begin

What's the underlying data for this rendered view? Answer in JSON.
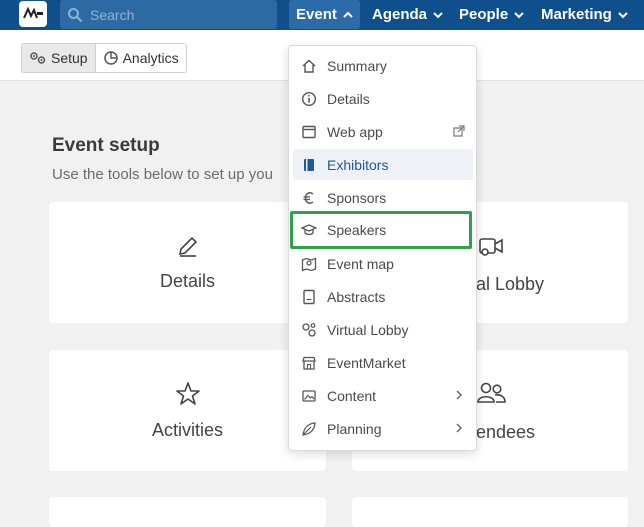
{
  "topbar": {
    "search_placeholder": "Search",
    "nav": [
      {
        "label": "Event"
      },
      {
        "label": "Agenda"
      },
      {
        "label": "People"
      },
      {
        "label": "Marketing"
      }
    ]
  },
  "subbar": {
    "setup_label": "Setup",
    "analytics_label": "Analytics"
  },
  "main": {
    "title": "Event setup",
    "subtitle": "Use the tools below to set up you",
    "cards": [
      {
        "label": "Details",
        "icon": "pencil-icon"
      },
      {
        "label": "al Lobby",
        "icon": "video-gear-icon"
      },
      {
        "label": "Activities",
        "icon": "star-icon"
      },
      {
        "label": "endees",
        "icon": "people-icon"
      }
    ]
  },
  "dropdown": {
    "items": [
      {
        "label": "Summary",
        "icon": "home-icon"
      },
      {
        "label": "Details",
        "icon": "info-icon"
      },
      {
        "label": "Web app",
        "icon": "browser-icon"
      },
      {
        "label": "Exhibitors",
        "icon": "book-icon"
      },
      {
        "label": "Sponsors",
        "icon": "euro-icon"
      },
      {
        "label": "Speakers",
        "icon": "graduation-cap-icon"
      },
      {
        "label": "Event map",
        "icon": "map-icon"
      },
      {
        "label": "Abstracts",
        "icon": "document-icon"
      },
      {
        "label": "Virtual Lobby",
        "icon": "gears-icon"
      },
      {
        "label": "EventMarket",
        "icon": "store-icon"
      },
      {
        "label": "Content",
        "icon": "image-icon"
      },
      {
        "label": "Planning",
        "icon": "leaf-icon"
      }
    ]
  },
  "colors": {
    "topbar": "#0e4f8c",
    "highlight": "#2ea24a",
    "active_text": "#1d5a97"
  }
}
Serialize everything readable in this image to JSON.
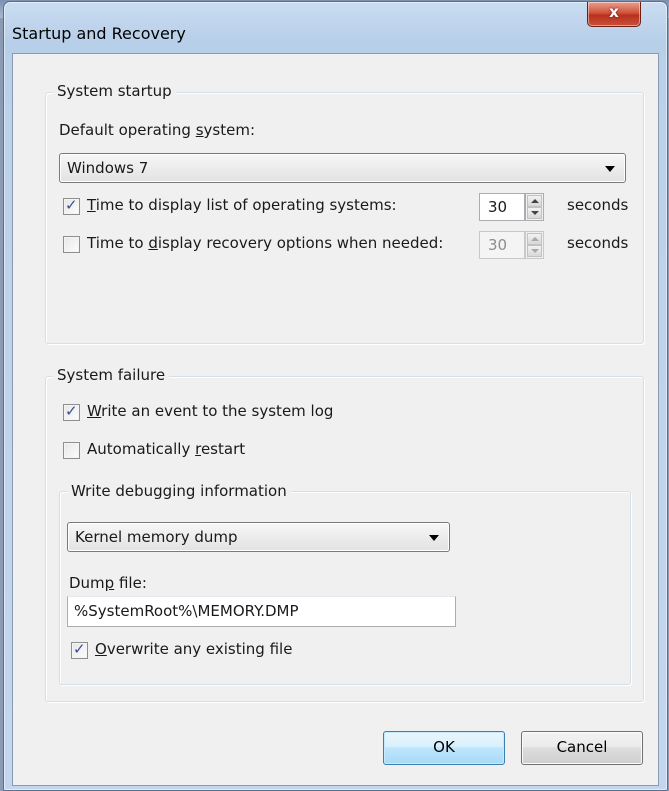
{
  "window": {
    "title": "Startup and Recovery",
    "close_glyph": "x",
    "close_icon": "close-icon"
  },
  "system_startup": {
    "group_label": "System startup",
    "default_os_label": {
      "pre": "Default operating ",
      "accel": "s",
      "post": "ystem:"
    },
    "default_os_value": "Windows 7",
    "display_os_list": {
      "checked": true,
      "label": {
        "pre": "",
        "accel": "T",
        "post": "ime to display list of operating systems:"
      },
      "value": "30",
      "unit": "seconds"
    },
    "display_recovery": {
      "checked": false,
      "label": {
        "pre": "Time to ",
        "accel": "d",
        "post": "isplay recovery options when needed:"
      },
      "value": "30",
      "unit": "seconds",
      "disabled": true
    }
  },
  "system_failure": {
    "group_label": "System failure",
    "write_event": {
      "checked": true,
      "label": {
        "pre": "",
        "accel": "W",
        "post": "rite an event to the system log"
      }
    },
    "auto_restart": {
      "checked": false,
      "label": {
        "pre": "Automatically ",
        "accel": "r",
        "post": "estart"
      }
    },
    "debug_group_label": "Write debugging information",
    "debug_type_value": "Kernel memory dump",
    "dump_file_label": {
      "pre": "Dum",
      "accel": "p",
      "post": " file:"
    },
    "dump_file_value": "%SystemRoot%\\MEMORY.DMP",
    "overwrite": {
      "checked": true,
      "label": {
        "pre": "",
        "accel": "O",
        "post": "verwrite any existing file"
      }
    }
  },
  "buttons": {
    "ok": "OK",
    "cancel": "Cancel"
  },
  "check_glyph": "✓"
}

end

▸ **What you have to do**
The records above should be reproduced exactly, with no pictures included.

▸ **Answer to the task**
What's the underlying data for this rendered view? Answer in JSON.
{
  "topbar": {
    "search_placeholder": "Search",
    "nav": [
      {
        "label": "Event"
      },
      {
        "label": "Agenda"
      },
      {
        "label": "People"
      },
      {
        "label": "Marketing"
      }
    ]
  },
  "subbar": {
    "setup_label": "Setup",
    "analytics_label": "Analytics"
  },
  "main": {
    "title": "Event setup",
    "subtitle": "Use the tools below to set up you",
    "cards": [
      {
        "label": "Details",
        "icon": "pencil-icon"
      },
      {
        "label": "al Lobby",
        "icon": "video-gear-icon"
      },
      {
        "label": "Activities",
        "icon": "star-icon"
      },
      {
        "label": "endees",
        "icon": "people-icon"
      }
    ]
  },
  "dropdown": {
    "items": [
      {
        "label": "Summary",
        "icon": "home-icon"
      },
      {
        "label": "Details",
        "icon": "info-icon"
      },
      {
        "label": "Web app",
        "icon": "browser-icon"
      },
      {
        "label": "Exhibitors",
        "icon": "book-icon"
      },
      {
        "label": "Sponsors",
        "icon": "euro-icon"
      },
      {
        "label": "Speakers",
        "icon": "graduation-cap-icon"
      },
      {
        "label": "Event map",
        "icon": "map-icon"
      },
      {
        "label": "Abstracts",
        "icon": "document-icon"
      },
      {
        "label": "Virtual Lobby",
        "icon": "gears-icon"
      },
      {
        "label": "EventMarket",
        "icon": "store-icon"
      },
      {
        "label": "Content",
        "icon": "image-icon"
      },
      {
        "label": "Planning",
        "icon": "leaf-icon"
      }
    ]
  },
  "colors": {
    "topbar": "#0e4f8c",
    "highlight": "#2ea24a",
    "active_text": "#1d5a97"
  }
}
Serialize everything readable in this image to JSON.
{
  "window": {
    "title": "Startup and Recovery",
    "close_glyph": "x",
    "close_icon": "close-icon"
  },
  "system_startup": {
    "group_label": "System startup",
    "default_os_label": {
      "pre": "Default operating ",
      "accel": "s",
      "post": "ystem:"
    },
    "default_os_value": "Windows 7",
    "display_os_list": {
      "checked": true,
      "label": {
        "pre": "",
        "accel": "T",
        "post": "ime to display list of operating systems:"
      },
      "value": "30",
      "unit": "seconds"
    },
    "display_recovery": {
      "checked": false,
      "label": {
        "pre": "Time to ",
        "accel": "d",
        "post": "isplay recovery options when needed:"
      },
      "value": "30",
      "unit": "seconds",
      "disabled": true
    }
  },
  "system_failure": {
    "group_label": "System failure",
    "write_event": {
      "checked": true,
      "label": {
        "pre": "",
        "accel": "W",
        "post": "rite an event to the system log"
      }
    },
    "auto_restart": {
      "checked": false,
      "label": {
        "pre": "Automatically ",
        "accel": "r",
        "post": "estart"
      }
    },
    "debug_group_label": "Write debugging information",
    "debug_type_value": "Kernel memory dump",
    "dump_file_label": {
      "pre": "Dum",
      "accel": "p",
      "post": " file:"
    },
    "dump_file_value": "%SystemRoot%\\MEMORY.DMP",
    "overwrite": {
      "checked": true,
      "label": {
        "pre": "",
        "accel": "O",
        "post": "verwrite any existing file"
      }
    }
  },
  "buttons": {
    "ok": "OK",
    "cancel": "Cancel"
  },
  "check_glyph": "✓"
}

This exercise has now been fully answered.